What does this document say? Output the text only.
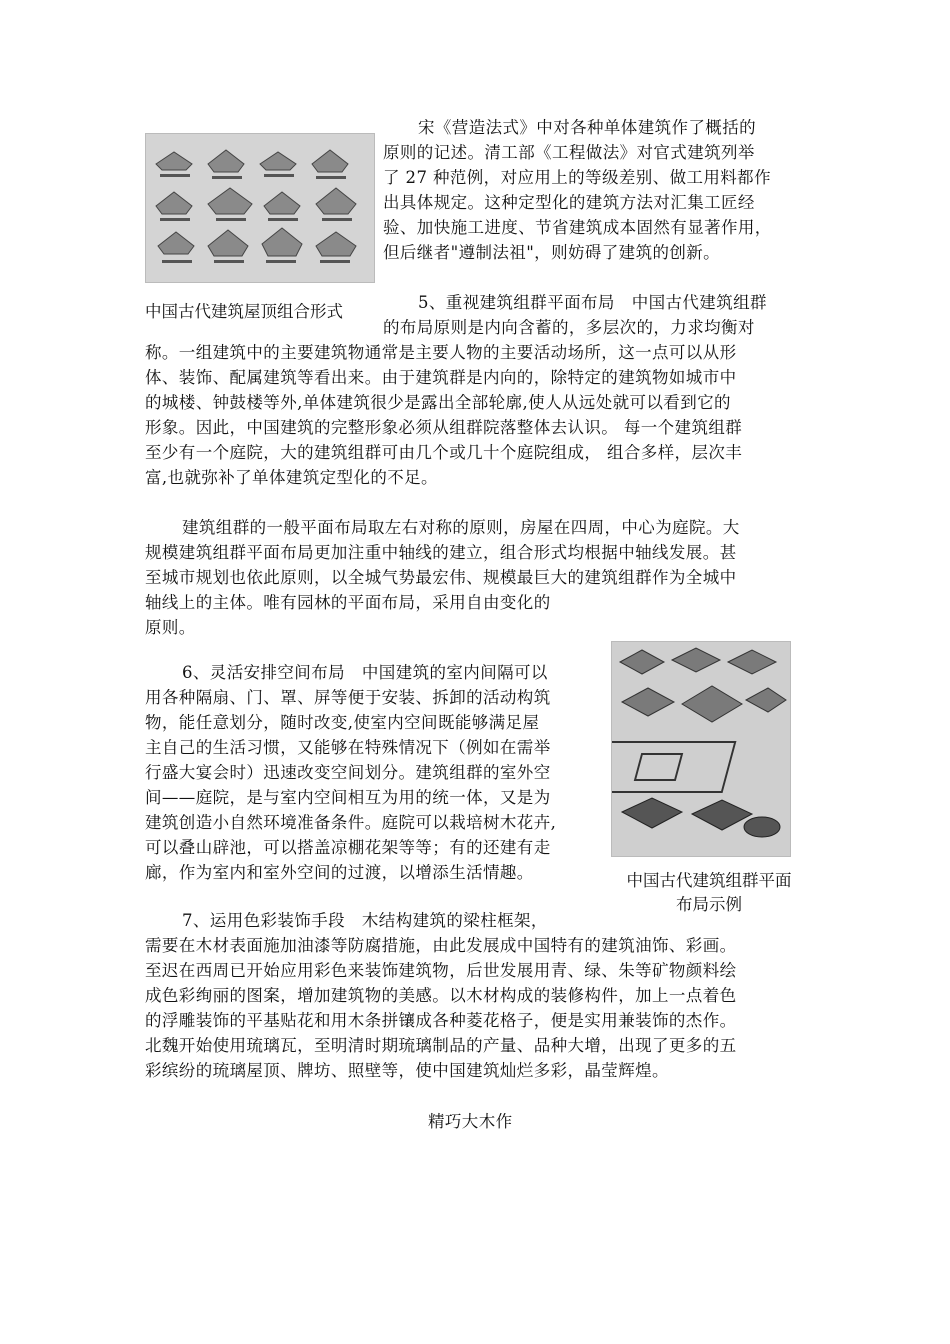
中国古代建筑屋顶组合形式
宋《营造法式》中对各种单体建筑作了概括的
原则的记述。清工部《工程做法》对官式建筑列举
了 27 种范例，对应用上的等级差别、做工用料都作
出具体规定。这种定型化的建筑方法对汇集工匠经
验、加快施工进度、节省建筑成本固然有显著作用，
但后继者"遵制法祖"，则妨碍了建筑的创新。
5、重视建筑组群平面布局　中国古代建筑组群
的布局原则是内向含蓄的，多层次的，力求均衡对
称。一组建筑中的主要建筑物通常是主要人物的主要活动场所，这一点可以从形
体、装饰、配属建筑等看出来。由于建筑群是内向的，除特定的建筑物如城市中
的城楼、钟鼓楼等外,单体建筑很少是露出全部轮廓,使人从远处就可以看到它的
形象。因此，中国建筑的完整形象必须从组群院落整体去认识。 每一个建筑组群
至少有一个庭院，大的建筑组群可由几个或几十个庭院组成， 组合多样，层次丰
富,也就弥补了单体建筑定型化的不足。
建筑组群的一般平面布局取左右对称的原则，房屋在四周，中心为庭院。大
规模建筑组群平面布局更加注重中轴线的建立，组合形式均根据中轴线发展。甚
至城市规划也依此原则，以全城气势最宏伟、规模最巨大的建筑组群作为全城中
轴线上的主体。唯有园林的平面布局，采用自由变化的
原则。
中国古代建筑组群平面
布局示例
6、灵活安排空间布局　中国建筑的室内间隔可以
用各种隔扇、门、罩、屏等便于安装、拆卸的活动构筑
物，能任意划分，随时改变,使室内空间既能够满足屋
主自己的生活习惯，又能够在特殊情况下（例如在需举
行盛大宴会时）迅速改变空间划分。建筑组群的室外空
间——庭院，是与室内空间相互为用的统一体，又是为
建筑创造小自然环境准备条件。庭院可以栽培树木花卉,
可以叠山辟池，可以搭盖凉棚花架等等；有的还建有走
廊，作为室内和室外空间的过渡，以增添生活情趣。
7、运用色彩装饰手段　木结构建筑的梁柱框架，
需要在木材表面施加油漆等防腐措施，由此发展成中国特有的建筑油饰、彩画。
至迟在西周已开始应用彩色来装饰建筑物，后世发展用青、绿、朱等矿物颜料绘
成色彩绚丽的图案，增加建筑物的美感。以木材构成的装修构件，加上一点着色
的浮雕装饰的平基贴花和用木条拼镶成各种菱花格子，便是实用兼装饰的杰作。
北魏开始使用琉璃瓦，至明清时期琉璃制品的产量、品种大增，出现了更多的五
彩缤纷的琉璃屋顶、牌坊、照壁等，使中国建筑灿烂多彩，晶莹辉煌。
精巧大木作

Challenge —
Copy out the listing exactly as it stands, but not the pictures.

Complete response —
What does this document say? Output the text only.
中国古代建筑屋顶组合形式
宋《营造法式》中对各种单体建筑作了概括的
原则的记述。清工部《工程做法》对官式建筑列举
了 27 种范例，对应用上的等级差别、做工用料都作
出具体规定。这种定型化的建筑方法对汇集工匠经
验、加快施工进度、节省建筑成本固然有显著作用，
但后继者"遵制法祖"，则妨碍了建筑的创新。
5、重视建筑组群平面布局　中国古代建筑组群
的布局原则是内向含蓄的，多层次的，力求均衡对
称。一组建筑中的主要建筑物通常是主要人物的主要活动场所，这一点可以从形
体、装饰、配属建筑等看出来。由于建筑群是内向的，除特定的建筑物如城市中
的城楼、钟鼓楼等外,单体建筑很少是露出全部轮廓,使人从远处就可以看到它的
形象。因此，中国建筑的完整形象必须从组群院落整体去认识。 每一个建筑组群
至少有一个庭院，大的建筑组群可由几个或几十个庭院组成， 组合多样，层次丰
富,也就弥补了单体建筑定型化的不足。
建筑组群的一般平面布局取左右对称的原则，房屋在四周，中心为庭院。大
规模建筑组群平面布局更加注重中轴线的建立，组合形式均根据中轴线发展。甚
至城市规划也依此原则，以全城气势最宏伟、规模最巨大的建筑组群作为全城中
轴线上的主体。唯有园林的平面布局，采用自由变化的
原则。
中国古代建筑组群平面
布局示例
6、灵活安排空间布局　中国建筑的室内间隔可以
用各种隔扇、门、罩、屏等便于安装、拆卸的活动构筑
物，能任意划分，随时改变,使室内空间既能够满足屋
主自己的生活习惯，又能够在特殊情况下（例如在需举
行盛大宴会时）迅速改变空间划分。建筑组群的室外空
间——庭院，是与室内空间相互为用的统一体，又是为
建筑创造小自然环境准备条件。庭院可以栽培树木花卉,
可以叠山辟池，可以搭盖凉棚花架等等；有的还建有走
廊，作为室内和室外空间的过渡，以增添生活情趣。
7、运用色彩装饰手段　木结构建筑的梁柱框架，
需要在木材表面施加油漆等防腐措施，由此发展成中国特有的建筑油饰、彩画。
至迟在西周已开始应用彩色来装饰建筑物，后世发展用青、绿、朱等矿物颜料绘
成色彩绚丽的图案，增加建筑物的美感。以木材构成的装修构件，加上一点着色
的浮雕装饰的平基贴花和用木条拼镶成各种菱花格子，便是实用兼装饰的杰作。
北魏开始使用琉璃瓦，至明清时期琉璃制品的产量、品种大增，出现了更多的五
彩缤纷的琉璃屋顶、牌坊、照壁等，使中国建筑灿烂多彩，晶莹辉煌。
精巧大木作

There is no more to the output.